Campos Rueda premised his request for exemption on the fact that Tangier has reciprocity with the
Philippines pursuant to Section 122 of the National Internal Revenue Code of the Philippines which
stated that, That no tax shall be collected under this Title in respect of intangible personal
property (a) if the decedent at the time of his death was a resident of a foreign country which at the
time of his death did not impose a transfer tax or death tax of any character in respect of intangible
personal property of citizens of the Philippines not residing in that foreign country, or (b) if the laws of
the foreign country of which the decedent was a resident at the time of his death allow a similar
exemption from transfer taxes or death taxes of every character in respect of intangible personal
property owned by citizens of the Philippines not residing in that foreign country. Respondent
premised the denial on the grounds that there can be no reciprocity with Tangier since Tangier was a
mere principality, not a foreign country.
Upon appeal by Campos Rueda, the Court of Tax Appeals held that the expression "foreign country",
used in the last proviso of Section 122 of the National Internal Revenue Code, refers to a government
of that foreign power which, although not an international person in the sense of international
law, does not impose transfer or death taxes upon intangible person properties of our citizens
not residing therein, or whose law allows a similar exemption from such taxes. It is, therefore, not
necessary that Tangier should have been recognized by our Government in order to entitle the
petitioner Campos Rueda to the exemption benefits of the proviso of Section 122 of our Tax Code. It
also held that the words `bienes muebles', 'movables' and 'movable properties as used in the Tangier
laws include or embrace intangible person property as used in the Tax Code.

**Task 1:**
Decide whether each statement agrees with the case summary. Answer yes or no, and quote the words from the case summary that decide it.
(a) The Court of Tax Appeals held that Tangier had to be recognized by the Philippine Government before Campos Rueda could claim the exemption.
(b) The respondent denied the request on the ground that Tangier was a mere principality.
(c) The exemption in Section 122 concerns tangible personal property.
**Task 2:**
Reproduce the case summary word for word, everything from "Upon appeal by" down to "the Tax Code.".
**Task 3:**
Extend the case summary on the Campos Rueda tax exemption, picking up after its last sentence.

**Record set:**
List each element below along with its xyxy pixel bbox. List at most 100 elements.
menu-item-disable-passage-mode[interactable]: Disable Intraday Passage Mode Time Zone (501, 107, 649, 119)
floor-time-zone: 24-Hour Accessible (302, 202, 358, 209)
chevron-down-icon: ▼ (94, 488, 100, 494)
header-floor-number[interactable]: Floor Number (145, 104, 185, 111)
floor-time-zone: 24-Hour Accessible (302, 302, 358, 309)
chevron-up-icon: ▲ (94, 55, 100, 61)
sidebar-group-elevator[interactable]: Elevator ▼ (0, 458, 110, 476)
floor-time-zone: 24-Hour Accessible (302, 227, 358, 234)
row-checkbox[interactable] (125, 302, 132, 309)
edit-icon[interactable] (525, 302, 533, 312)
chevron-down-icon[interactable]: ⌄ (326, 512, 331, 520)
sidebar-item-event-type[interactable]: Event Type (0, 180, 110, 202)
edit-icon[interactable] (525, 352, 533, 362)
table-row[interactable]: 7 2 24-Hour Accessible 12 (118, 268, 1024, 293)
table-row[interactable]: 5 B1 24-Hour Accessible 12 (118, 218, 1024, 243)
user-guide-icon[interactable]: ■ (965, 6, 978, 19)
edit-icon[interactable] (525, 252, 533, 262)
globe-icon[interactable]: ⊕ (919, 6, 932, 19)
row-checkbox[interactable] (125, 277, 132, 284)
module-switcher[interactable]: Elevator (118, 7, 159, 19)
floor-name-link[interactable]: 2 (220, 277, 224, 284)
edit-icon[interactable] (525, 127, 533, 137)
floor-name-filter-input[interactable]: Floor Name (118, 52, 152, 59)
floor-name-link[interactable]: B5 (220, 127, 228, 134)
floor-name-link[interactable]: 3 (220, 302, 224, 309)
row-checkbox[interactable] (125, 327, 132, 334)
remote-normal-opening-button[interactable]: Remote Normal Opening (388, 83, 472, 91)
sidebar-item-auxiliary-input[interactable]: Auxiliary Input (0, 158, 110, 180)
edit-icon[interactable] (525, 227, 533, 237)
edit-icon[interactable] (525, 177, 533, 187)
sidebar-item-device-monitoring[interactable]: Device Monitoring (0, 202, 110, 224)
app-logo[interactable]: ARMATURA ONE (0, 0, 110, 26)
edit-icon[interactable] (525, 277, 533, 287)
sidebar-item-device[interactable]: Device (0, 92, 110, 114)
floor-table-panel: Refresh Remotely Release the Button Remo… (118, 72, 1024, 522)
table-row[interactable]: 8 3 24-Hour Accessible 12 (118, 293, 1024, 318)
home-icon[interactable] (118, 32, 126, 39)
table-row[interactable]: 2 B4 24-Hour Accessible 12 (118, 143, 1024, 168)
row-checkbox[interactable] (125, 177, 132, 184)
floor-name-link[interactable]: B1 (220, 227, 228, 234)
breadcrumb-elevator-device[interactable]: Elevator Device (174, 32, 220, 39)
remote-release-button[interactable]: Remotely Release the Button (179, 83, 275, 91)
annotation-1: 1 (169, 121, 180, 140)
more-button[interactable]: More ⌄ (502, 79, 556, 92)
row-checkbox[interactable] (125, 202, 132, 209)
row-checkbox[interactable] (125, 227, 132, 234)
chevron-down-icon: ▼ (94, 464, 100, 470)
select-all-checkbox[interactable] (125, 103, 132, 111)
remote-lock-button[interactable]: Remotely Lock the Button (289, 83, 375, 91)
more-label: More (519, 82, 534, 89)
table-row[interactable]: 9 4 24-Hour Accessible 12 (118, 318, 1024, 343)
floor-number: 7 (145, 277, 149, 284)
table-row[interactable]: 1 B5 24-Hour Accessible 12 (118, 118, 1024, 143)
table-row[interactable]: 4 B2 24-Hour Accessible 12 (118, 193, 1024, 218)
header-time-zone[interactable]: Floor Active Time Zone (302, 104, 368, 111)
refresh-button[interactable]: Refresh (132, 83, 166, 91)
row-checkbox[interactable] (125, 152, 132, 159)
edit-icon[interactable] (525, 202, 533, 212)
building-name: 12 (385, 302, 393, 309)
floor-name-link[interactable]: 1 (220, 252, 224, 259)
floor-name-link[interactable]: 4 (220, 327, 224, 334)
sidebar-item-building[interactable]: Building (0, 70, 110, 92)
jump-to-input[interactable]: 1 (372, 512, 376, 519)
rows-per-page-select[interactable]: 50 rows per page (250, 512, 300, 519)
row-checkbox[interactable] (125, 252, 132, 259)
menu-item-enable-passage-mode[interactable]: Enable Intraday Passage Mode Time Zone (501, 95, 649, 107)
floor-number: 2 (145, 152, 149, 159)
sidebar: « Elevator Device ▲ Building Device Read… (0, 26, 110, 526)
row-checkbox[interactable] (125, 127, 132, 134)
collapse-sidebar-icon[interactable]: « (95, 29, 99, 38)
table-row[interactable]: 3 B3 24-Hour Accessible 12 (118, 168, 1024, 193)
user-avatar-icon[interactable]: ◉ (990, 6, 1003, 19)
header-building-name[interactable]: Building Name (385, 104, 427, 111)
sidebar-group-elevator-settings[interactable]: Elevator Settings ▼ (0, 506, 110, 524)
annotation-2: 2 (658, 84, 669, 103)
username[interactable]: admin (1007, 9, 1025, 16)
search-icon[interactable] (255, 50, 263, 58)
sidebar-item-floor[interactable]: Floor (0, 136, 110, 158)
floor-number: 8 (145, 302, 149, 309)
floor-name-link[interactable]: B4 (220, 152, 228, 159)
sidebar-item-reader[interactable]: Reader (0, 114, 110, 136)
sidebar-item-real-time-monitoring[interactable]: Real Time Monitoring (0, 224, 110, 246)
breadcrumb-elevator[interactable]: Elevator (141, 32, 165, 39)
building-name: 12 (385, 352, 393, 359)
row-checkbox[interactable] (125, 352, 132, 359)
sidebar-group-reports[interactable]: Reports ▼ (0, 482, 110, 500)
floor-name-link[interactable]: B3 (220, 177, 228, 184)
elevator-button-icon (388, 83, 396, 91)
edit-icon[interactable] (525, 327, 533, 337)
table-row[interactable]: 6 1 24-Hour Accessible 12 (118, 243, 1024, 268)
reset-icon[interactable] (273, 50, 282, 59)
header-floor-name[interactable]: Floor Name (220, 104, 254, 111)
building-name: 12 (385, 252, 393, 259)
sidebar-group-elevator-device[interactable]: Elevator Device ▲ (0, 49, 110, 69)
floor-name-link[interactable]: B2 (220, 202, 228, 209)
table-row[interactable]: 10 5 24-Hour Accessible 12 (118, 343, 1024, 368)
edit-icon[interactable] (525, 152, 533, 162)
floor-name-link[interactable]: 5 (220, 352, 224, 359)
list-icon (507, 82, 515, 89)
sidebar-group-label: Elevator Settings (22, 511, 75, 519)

**Answer section 1:**
(a) No: "It is, therefore, not necessary that Tangier should have been recognized by our Government in order to entitle the petitioner Campos Rueda to the exemption benefits of the proviso of Section 122 of our Tax Code."
(b) Yes: "Respondent premised the denial on the grounds that there can be no reciprocity with Tangier since Tangier was a mere principality, not a foreign country."
(c) No: "That no tax shall be collected under this Title in respect of intangible personal property"

**Answer section 2:**
Upon appeal by Campos Rueda, the Court of Tax Appeals held that the expression "foreign country",
used in the last proviso of Section 122 of the National Internal Revenue Code, refers to a government
of that foreign power which, although not an international person in the sense of international
law, does not impose transfer or death taxes upon intangible person properties of our citizens
not residing therein, or whose law allows a similar exemption from such taxes. It is, therefore, not
necessary that Tangier should have been recognized by our Government in order to entitle the
petitioner Campos Rueda to the exemption benefits of the proviso of Section 122 of our Tax Code. It
also held that the words `bienes muebles', 'movables' and 'movable properties as used in the Tangier
laws include or embrace intangible person property as used in the Tax Code.

**Answer section 3:**
Issue: Whether or not Tangier is to be considered a "foreign country" for exemption purposes.

Held: Yes, Tangier is a foreign country in relation to Sec. 122 of the NIRC.
It does not admit of doubt that if a foreign country is to be identified with a state, it is required in
line with Pound's formulation that it be a politically organized sovereign community independent of
outside control bound by penalties of nationhood, legally supreme within its territory, acting through a
government functioning under a regime of law. It is thus a sovereign person with the people
composing it viewed as an organized corporate society under a government with the legal
competence to exact obedience to its commands.
Correctly has it been described by Esmein as "the juridical personification of the nation. The
stress is on its being a nation, its people occupying a definite territory, politically organized, exercising

by means of its government its sovereign will over the individuals within it, and maintaining its
separate international personality.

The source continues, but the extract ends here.